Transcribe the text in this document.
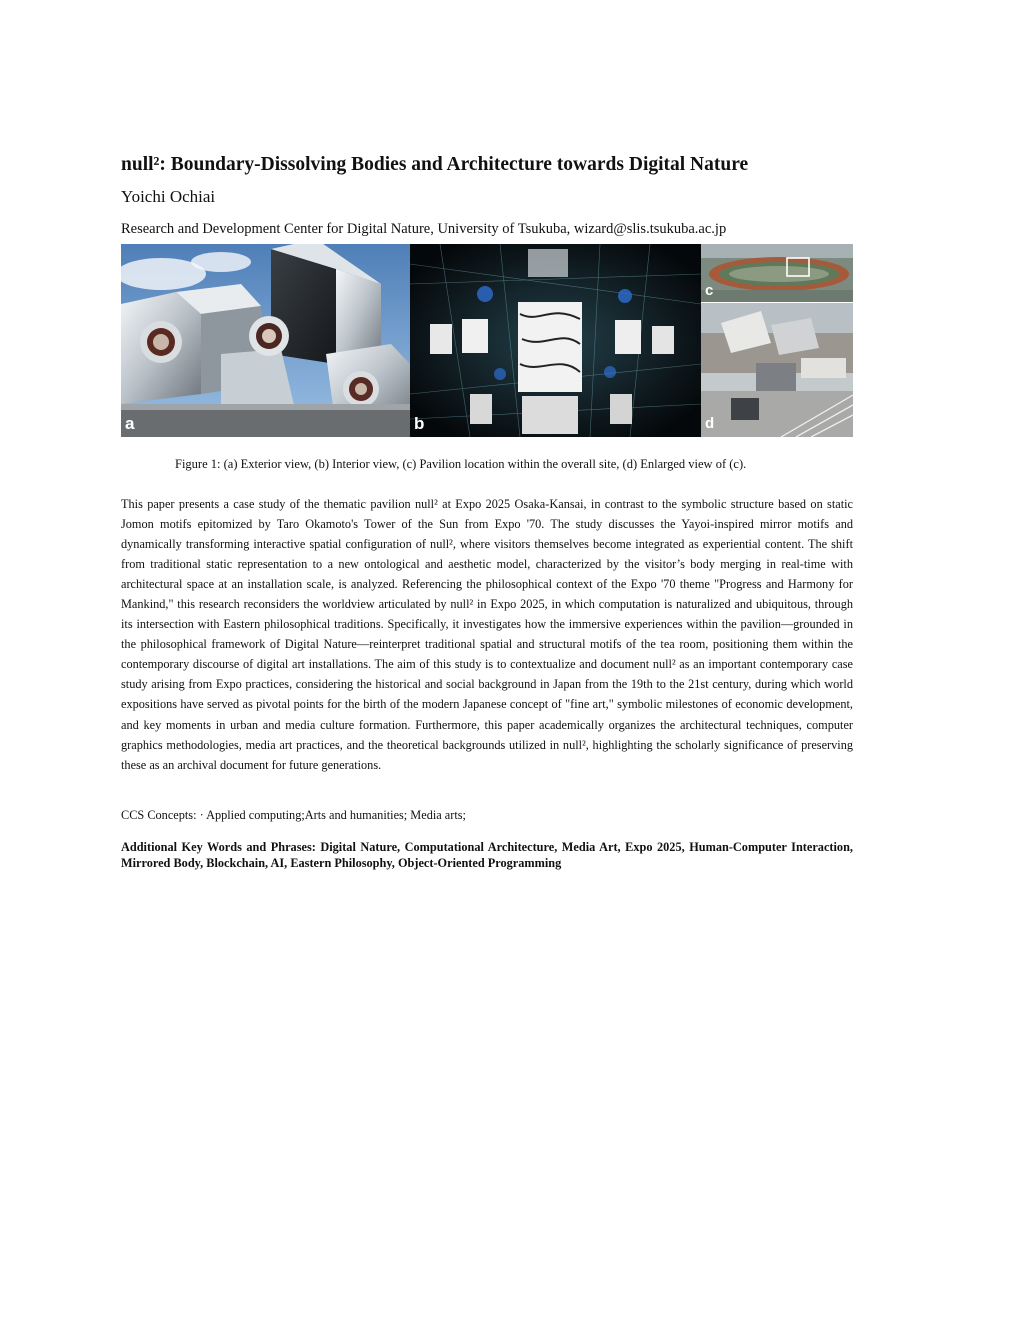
null²: Boundary-Dissolving Bodies and Architecture towards Digital Nature

Yoichi Ochiai

Research and Development Center for Digital Nature, University of Tsukuba, wizard@slis.tsukuba.ac.jp

a	b
c
d

Figure 1: (a) Exterior view, (b) Interior view, (c) Pavilion location within the overall site, (d) Enlarged view of (c).

This paper presents a case study of the thematic pavilion null² at Expo 2025 Osaka-Kansai, in contrast to the symbolic structure based on static Jomon motifs epitomized by Taro Okamoto's Tower of the Sun from Expo '70. The study discusses the Yayoi-inspired mirror motifs and dynamically transforming interactive spatial configuration of null², where visitors themselves become integrated as experiential content. The shift from traditional static representation to a new ontological and aesthetic model, characterized by the visitor’s body merging in real-time with architectural space at an installation scale, is analyzed. Referencing the philosophical context of the Expo '70 theme "Progress and Harmony for Mankind," this research reconsiders the worldview articulated by null² in Expo 2025, in which computation is naturalized and ubiquitous, through its intersection with Eastern philosophical traditions. Specifically, it investigates how the immersive experiences within the pavilion—grounded in the philosophical framework of Digital Nature—reinterpret traditional spatial and structural motifs of the tea room, positioning them within the contemporary discourse of digital art installations. The aim of this study is to contextualize and document null² as an important contemporary case study arising from Expo practices, considering the historical and social background in Japan from the 19th to the 21st century, during which world expositions have served as pivotal points for the birth of the modern Japanese concept of "fine art," symbolic milestones of economic development, and key moments in urban and media culture formation. Furthermore, this paper academically organizes the architectural techniques, computer graphics methodologies, media art practices, and the theoretical backgrounds utilized in null², highlighting the scholarly significance of preserving these as an archival document for future generations.

CCS Concepts: · Applied computing;Arts and humanities; Media arts;

Additional Key Words and Phrases: Digital Nature, Computational Architecture, Media Art, Expo 2025, Human-Computer Interaction, Mirrored Body, Blockchain, AI, Eastern Philosophy, Object-Oriented Programming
+++
-- Required work --
Copy every record above exactly, leaving out any pictures.

-- Output for this task --
Transcribe the text in this document.
null²: Boundary-Dissolving Bodies and Architecture towards Digital Nature

Yoichi Ochiai

Research and Development Center for Digital Nature, University of Tsukuba, wizard@slis.tsukuba.ac.jp

a	b
c
d

Figure 1: (a) Exterior view, (b) Interior view, (c) Pavilion location within the overall site, (d) Enlarged view of (c).

This paper presents a case study of the thematic pavilion null² at Expo 2025 Osaka-Kansai, in contrast to the symbolic structure based on static Jomon motifs epitomized by Taro Okamoto's Tower of the Sun from Expo '70. The study discusses the Yayoi-inspired mirror motifs and dynamically transforming interactive spatial configuration of null², where visitors themselves become integrated as experiential content. The shift from traditional static representation to a new ontological and aesthetic model, characterized by the visitor’s body merging in real-time with architectural space at an installation scale, is analyzed. Referencing the philosophical context of the Expo '70 theme "Progress and Harmony for Mankind," this research reconsiders the worldview articulated by null² in Expo 2025, in which computation is naturalized and ubiquitous, through its intersection with Eastern philosophical traditions. Specifically, it investigates how the immersive experiences within the pavilion—grounded in the philosophical framework of Digital Nature—reinterpret traditional spatial and structural motifs of the tea room, positioning them within the contemporary discourse of digital art installations. The aim of this study is to contextualize and document null² as an important contemporary case study arising from Expo practices, considering the historical and social background in Japan from the 19th to the 21st century, during which world expositions have served as pivotal points for the birth of the modern Japanese concept of "fine art," symbolic milestones of economic development, and key moments in urban and media culture formation. Furthermore, this paper academically organizes the architectural techniques, computer graphics methodologies, media art practices, and the theoretical backgrounds utilized in null², highlighting the scholarly significance of preserving these as an archival document for future generations.

CCS Concepts: · Applied computing;Arts and humanities; Media arts;

Additional Key Words and Phrases: Digital Nature, Computational Architecture, Media Art, Expo 2025, Human-Computer Interaction, Mirrored Body, Blockchain, AI, Eastern Philosophy, Object-Oriented Programming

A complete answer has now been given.